[Stored records]
--

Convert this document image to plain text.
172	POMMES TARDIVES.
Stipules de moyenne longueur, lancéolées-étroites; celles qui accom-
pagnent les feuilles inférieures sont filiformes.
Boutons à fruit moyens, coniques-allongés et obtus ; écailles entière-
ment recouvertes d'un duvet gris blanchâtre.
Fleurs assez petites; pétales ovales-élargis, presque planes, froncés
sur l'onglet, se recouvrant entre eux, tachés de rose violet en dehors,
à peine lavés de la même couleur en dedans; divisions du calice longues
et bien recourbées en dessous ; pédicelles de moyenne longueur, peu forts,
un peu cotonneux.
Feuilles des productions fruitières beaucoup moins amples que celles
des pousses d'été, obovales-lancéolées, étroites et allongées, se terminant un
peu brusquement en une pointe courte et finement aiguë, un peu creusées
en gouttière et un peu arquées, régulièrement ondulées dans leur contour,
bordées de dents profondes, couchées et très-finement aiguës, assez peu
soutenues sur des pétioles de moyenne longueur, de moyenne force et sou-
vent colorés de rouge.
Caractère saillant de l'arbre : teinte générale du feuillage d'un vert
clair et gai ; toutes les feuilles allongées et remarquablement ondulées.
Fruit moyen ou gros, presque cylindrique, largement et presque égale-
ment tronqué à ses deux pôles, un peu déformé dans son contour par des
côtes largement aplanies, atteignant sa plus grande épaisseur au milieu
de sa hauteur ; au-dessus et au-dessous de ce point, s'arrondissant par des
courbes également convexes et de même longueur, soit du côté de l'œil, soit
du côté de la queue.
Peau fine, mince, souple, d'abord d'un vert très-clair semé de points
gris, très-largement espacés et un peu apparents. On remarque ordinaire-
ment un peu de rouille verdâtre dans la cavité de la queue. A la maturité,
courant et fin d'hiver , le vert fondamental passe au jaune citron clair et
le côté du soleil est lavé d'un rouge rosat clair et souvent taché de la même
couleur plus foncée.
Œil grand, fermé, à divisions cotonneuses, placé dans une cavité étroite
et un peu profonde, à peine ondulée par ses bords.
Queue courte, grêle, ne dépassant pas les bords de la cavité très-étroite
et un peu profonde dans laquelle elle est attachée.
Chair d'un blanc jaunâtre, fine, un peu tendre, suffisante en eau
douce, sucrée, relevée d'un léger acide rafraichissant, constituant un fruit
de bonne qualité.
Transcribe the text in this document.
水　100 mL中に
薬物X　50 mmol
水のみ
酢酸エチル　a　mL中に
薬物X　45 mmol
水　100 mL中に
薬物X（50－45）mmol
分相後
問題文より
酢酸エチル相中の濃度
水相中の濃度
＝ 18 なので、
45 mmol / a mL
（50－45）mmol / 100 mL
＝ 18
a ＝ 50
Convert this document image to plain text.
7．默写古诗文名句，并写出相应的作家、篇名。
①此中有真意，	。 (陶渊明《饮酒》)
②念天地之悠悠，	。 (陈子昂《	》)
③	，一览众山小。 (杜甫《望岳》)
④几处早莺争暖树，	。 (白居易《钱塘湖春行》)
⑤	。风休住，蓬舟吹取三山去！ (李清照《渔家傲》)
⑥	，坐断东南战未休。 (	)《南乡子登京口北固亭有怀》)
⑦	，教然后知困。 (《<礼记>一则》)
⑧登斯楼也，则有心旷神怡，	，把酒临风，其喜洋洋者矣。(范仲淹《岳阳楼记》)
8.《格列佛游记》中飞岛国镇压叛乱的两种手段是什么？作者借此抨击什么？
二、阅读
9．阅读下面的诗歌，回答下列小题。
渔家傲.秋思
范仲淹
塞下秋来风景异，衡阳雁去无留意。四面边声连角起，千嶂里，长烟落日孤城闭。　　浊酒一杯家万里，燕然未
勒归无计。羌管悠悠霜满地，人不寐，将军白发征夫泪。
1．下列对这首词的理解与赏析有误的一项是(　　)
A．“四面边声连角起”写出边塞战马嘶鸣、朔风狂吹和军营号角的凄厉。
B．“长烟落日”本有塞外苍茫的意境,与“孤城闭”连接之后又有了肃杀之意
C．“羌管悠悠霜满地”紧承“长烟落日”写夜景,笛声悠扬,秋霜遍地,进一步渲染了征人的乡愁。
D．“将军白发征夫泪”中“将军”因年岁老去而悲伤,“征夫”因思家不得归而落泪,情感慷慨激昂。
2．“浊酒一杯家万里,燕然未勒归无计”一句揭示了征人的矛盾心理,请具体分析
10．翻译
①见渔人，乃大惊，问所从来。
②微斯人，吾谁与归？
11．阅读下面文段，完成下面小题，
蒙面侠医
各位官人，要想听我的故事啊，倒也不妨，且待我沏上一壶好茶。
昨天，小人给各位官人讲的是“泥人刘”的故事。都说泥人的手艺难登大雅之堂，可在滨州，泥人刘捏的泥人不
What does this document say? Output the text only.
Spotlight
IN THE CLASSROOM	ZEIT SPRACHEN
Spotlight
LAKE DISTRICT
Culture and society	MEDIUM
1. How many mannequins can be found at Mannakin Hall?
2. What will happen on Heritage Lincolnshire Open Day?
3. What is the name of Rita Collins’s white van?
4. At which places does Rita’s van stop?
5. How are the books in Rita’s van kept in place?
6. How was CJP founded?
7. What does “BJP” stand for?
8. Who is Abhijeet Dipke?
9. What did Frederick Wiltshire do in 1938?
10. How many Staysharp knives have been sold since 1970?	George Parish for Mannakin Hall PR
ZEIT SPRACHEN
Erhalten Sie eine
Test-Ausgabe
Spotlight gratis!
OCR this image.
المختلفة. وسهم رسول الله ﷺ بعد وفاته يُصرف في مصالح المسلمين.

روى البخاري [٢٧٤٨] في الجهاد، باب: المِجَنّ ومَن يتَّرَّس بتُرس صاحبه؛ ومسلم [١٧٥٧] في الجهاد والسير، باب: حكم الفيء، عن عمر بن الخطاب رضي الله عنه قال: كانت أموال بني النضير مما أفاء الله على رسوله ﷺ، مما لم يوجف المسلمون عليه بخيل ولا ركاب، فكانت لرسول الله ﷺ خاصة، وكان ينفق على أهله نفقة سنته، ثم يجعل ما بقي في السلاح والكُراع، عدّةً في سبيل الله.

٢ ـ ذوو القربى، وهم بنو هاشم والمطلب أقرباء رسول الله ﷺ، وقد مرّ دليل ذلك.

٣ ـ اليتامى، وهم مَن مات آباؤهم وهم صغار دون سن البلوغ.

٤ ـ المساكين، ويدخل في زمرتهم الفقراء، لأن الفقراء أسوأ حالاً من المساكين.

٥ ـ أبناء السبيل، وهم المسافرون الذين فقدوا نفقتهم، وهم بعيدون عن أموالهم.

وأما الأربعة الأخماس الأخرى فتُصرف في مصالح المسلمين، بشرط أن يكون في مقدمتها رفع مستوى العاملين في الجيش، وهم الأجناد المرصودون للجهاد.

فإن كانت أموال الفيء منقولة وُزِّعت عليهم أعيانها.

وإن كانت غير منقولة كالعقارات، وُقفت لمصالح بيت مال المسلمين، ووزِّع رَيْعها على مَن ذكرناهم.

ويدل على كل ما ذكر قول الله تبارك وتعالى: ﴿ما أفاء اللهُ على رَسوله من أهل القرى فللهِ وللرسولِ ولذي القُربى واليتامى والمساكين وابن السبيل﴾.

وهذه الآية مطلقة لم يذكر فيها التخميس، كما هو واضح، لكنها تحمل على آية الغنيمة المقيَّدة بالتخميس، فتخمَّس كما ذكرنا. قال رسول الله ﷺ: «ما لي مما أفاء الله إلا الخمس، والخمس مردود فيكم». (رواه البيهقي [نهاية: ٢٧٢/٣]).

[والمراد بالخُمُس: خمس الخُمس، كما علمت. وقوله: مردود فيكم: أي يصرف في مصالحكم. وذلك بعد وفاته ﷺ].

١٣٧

--

→ Challenge: Repeat the listing exactly, from its first line to its last.

→ Response:
Convert this document image to plain text.
172	POMMES TARDIVES.
Stipules de moyenne longueur, lancéolées-étroites; celles qui accom-
pagnent les feuilles inférieures sont filiformes.
Boutons à fruit moyens, coniques-allongés et obtus ; écailles entière-
ment recouvertes d'un duvet gris blanchâtre.
Fleurs assez petites; pétales ovales-élargis, presque planes, froncés
sur l'onglet, se recouvrant entre eux, tachés de rose violet en dehors,
à peine lavés de la même couleur en dedans; divisions du calice longues
et bien recourbées en dessous ; pédicelles de moyenne longueur, peu forts,
un peu cotonneux.
Feuilles des productions fruitières beaucoup moins amples que celles
des pousses d'été, obovales-lancéolées, étroites et allongées, se terminant un
peu brusquement en une pointe courte et finement aiguë, un peu creusées
en gouttière et un peu arquées, régulièrement ondulées dans leur contour,
bordées de dents profondes, couchées et très-finement aiguës, assez peu
soutenues sur des pétioles de moyenne longueur, de moyenne force et sou-
vent colorés de rouge.
Caractère saillant de l'arbre : teinte générale du feuillage d'un vert
clair et gai ; toutes les feuilles allongées et remarquablement ondulées.
Fruit moyen ou gros, presque cylindrique, largement et presque égale-
ment tronqué à ses deux pôles, un peu déformé dans son contour par des
côtes largement aplanies, atteignant sa plus grande épaisseur au milieu
de sa hauteur ; au-dessus et au-dessous de ce point, s'arrondissant par des
courbes également convexes et de même longueur, soit du côté de l'œil, soit
du côté de la queue.
Peau fine, mince, souple, d'abord d'un vert très-clair semé de points
gris, très-largement espacés et un peu apparents. On remarque ordinaire-
ment un peu de rouille verdâtre dans la cavité de la queue. A la maturité,
courant et fin d'hiver , le vert fondamental passe au jaune citron clair et
le côté du soleil est lavé d'un rouge rosat clair et souvent taché de la même
couleur plus foncée.
Œil grand, fermé, à divisions cotonneuses, placé dans une cavité étroite
et un peu profonde, à peine ondulée par ses bords.
Queue courte, grêle, ne dépassant pas les bords de la cavité très-étroite
et un peu profonde dans laquelle elle est attachée.
Chair d'un blanc jaunâtre, fine, un peu tendre, suffisante en eau
douce, sucrée, relevée d'un léger acide rafraichissant, constituant un fruit
de bonne qualité.
Transcribe the text in this document.
水　100 mL中に
薬物X　50 mmol
水のみ
酢酸エチル　a　mL中に
薬物X　45 mmol
水　100 mL中に
薬物X（50－45）mmol
分相後
問題文より
酢酸エチル相中の濃度
水相中の濃度
＝ 18 なので、
45 mmol / a mL
（50－45）mmol / 100 mL
＝ 18
a ＝ 50
Convert this document image to plain text.
7．默写古诗文名句，并写出相应的作家、篇名。
①此中有真意，	。 (陶渊明《饮酒》)
②念天地之悠悠，	。 (陈子昂《	》)
③	，一览众山小。 (杜甫《望岳》)
④几处早莺争暖树，	。 (白居易《钱塘湖春行》)
⑤	。风休住，蓬舟吹取三山去！ (李清照《渔家傲》)
⑥	，坐断东南战未休。 (	)《南乡子登京口北固亭有怀》)
⑦	，教然后知困。 (《<礼记>一则》)
⑧登斯楼也，则有心旷神怡，	，把酒临风，其喜洋洋者矣。(范仲淹《岳阳楼记》)
8.《格列佛游记》中飞岛国镇压叛乱的两种手段是什么？作者借此抨击什么？
二、阅读
9．阅读下面的诗歌，回答下列小题。
渔家傲.秋思
范仲淹
塞下秋来风景异，衡阳雁去无留意。四面边声连角起，千嶂里，长烟落日孤城闭。　　浊酒一杯家万里，燕然未
勒归无计。羌管悠悠霜满地，人不寐，将军白发征夫泪。
1．下列对这首词的理解与赏析有误的一项是(　　)
A．“四面边声连角起”写出边塞战马嘶鸣、朔风狂吹和军营号角的凄厉。
B．“长烟落日”本有塞外苍茫的意境,与“孤城闭”连接之后又有了肃杀之意
C．“羌管悠悠霜满地”紧承“长烟落日”写夜景,笛声悠扬,秋霜遍地,进一步渲染了征人的乡愁。
D．“将军白发征夫泪”中“将军”因年岁老去而悲伤,“征夫”因思家不得归而落泪,情感慷慨激昂。
2．“浊酒一杯家万里,燕然未勒归无计”一句揭示了征人的矛盾心理,请具体分析
10．翻译
①见渔人，乃大惊，问所从来。
②微斯人，吾谁与归？
11．阅读下面文段，完成下面小题，
蒙面侠医
各位官人，要想听我的故事啊，倒也不妨，且待我沏上一壶好茶。
昨天，小人给各位官人讲的是“泥人刘”的故事。都说泥人的手艺难登大雅之堂，可在滨州，泥人刘捏的泥人不
What does this document say? Output the text only.
Spotlight
IN THE CLASSROOM	ZEIT SPRACHEN
Spotlight
LAKE DISTRICT
Culture and society	MEDIUM
1. How many mannequins can be found at Mannakin Hall?
2. What will happen on Heritage Lincolnshire Open Day?
3. What is the name of Rita Collins’s white van?
4. At which places does Rita’s van stop?
5. How are the books in Rita’s van kept in place?
6. How was CJP founded?
7. What does “BJP” stand for?
8. Who is Abhijeet Dipke?
9. What did Frederick Wiltshire do in 1938?
10. How many Staysharp knives have been sold since 1970?	George Parish for Mannakin Hall PR
ZEIT SPRACHEN
Erhalten Sie eine
Test-Ausgabe
Spotlight gratis!
OCR this image.
المختلفة. وسهم رسول الله ﷺ بعد وفاته يُصرف في مصالح المسلمين.

روى البخاري [٢٧٤٨] في الجهاد، باب: المِجَنّ ومَن يتَّرَّس بتُرس صاحبه؛ ومسلم [١٧٥٧] في الجهاد والسير، باب: حكم الفيء، عن عمر بن الخطاب رضي الله عنه قال: كانت أموال بني النضير مما أفاء الله على رسوله ﷺ، مما لم يوجف المسلمون عليه بخيل ولا ركاب، فكانت لرسول الله ﷺ خاصة، وكان ينفق على أهله نفقة سنته، ثم يجعل ما بقي في السلاح والكُراع، عدّةً في سبيل الله.

٢ ـ ذوو القربى، وهم بنو هاشم والمطلب أقرباء رسول الله ﷺ، وقد مرّ دليل ذلك.

٣ ـ اليتامى، وهم مَن مات آباؤهم وهم صغار دون سن البلوغ.

٤ ـ المساكين، ويدخل في زمرتهم الفقراء، لأن الفقراء أسوأ حالاً من المساكين.

٥ ـ أبناء السبيل، وهم المسافرون الذين فقدوا نفقتهم، وهم بعيدون عن أموالهم.

وأما الأربعة الأخماس الأخرى فتُصرف في مصالح المسلمين، بشرط أن يكون في مقدمتها رفع مستوى العاملين في الجيش، وهم الأجناد المرصودون للجهاد.

فإن كانت أموال الفيء منقولة وُزِّعت عليهم أعيانها.

وإن كانت غير منقولة كالعقارات، وُقفت لمصالح بيت مال المسلمين، ووزِّع رَيْعها على مَن ذكرناهم.

ويدل على كل ما ذكر قول الله تبارك وتعالى: ﴿ما أفاء اللهُ على رَسوله من أهل القرى فللهِ وللرسولِ ولذي القُربى واليتامى والمساكين وابن السبيل﴾.

وهذه الآية مطلقة لم يذكر فيها التخميس، كما هو واضح، لكنها تحمل على آية الغنيمة المقيَّدة بالتخميس، فتخمَّس كما ذكرنا. قال رسول الله ﷺ: «ما لي مما أفاء الله إلا الخمس، والخمس مردود فيكم». (رواه البيهقي [نهاية: ٢٧٢/٣]).

[والمراد بالخُمُس: خمس الخُمس، كما علمت. وقوله: مردود فيكم: أي يصرف في مصالحكم. وذلك بعد وفاته ﷺ].

١٣٧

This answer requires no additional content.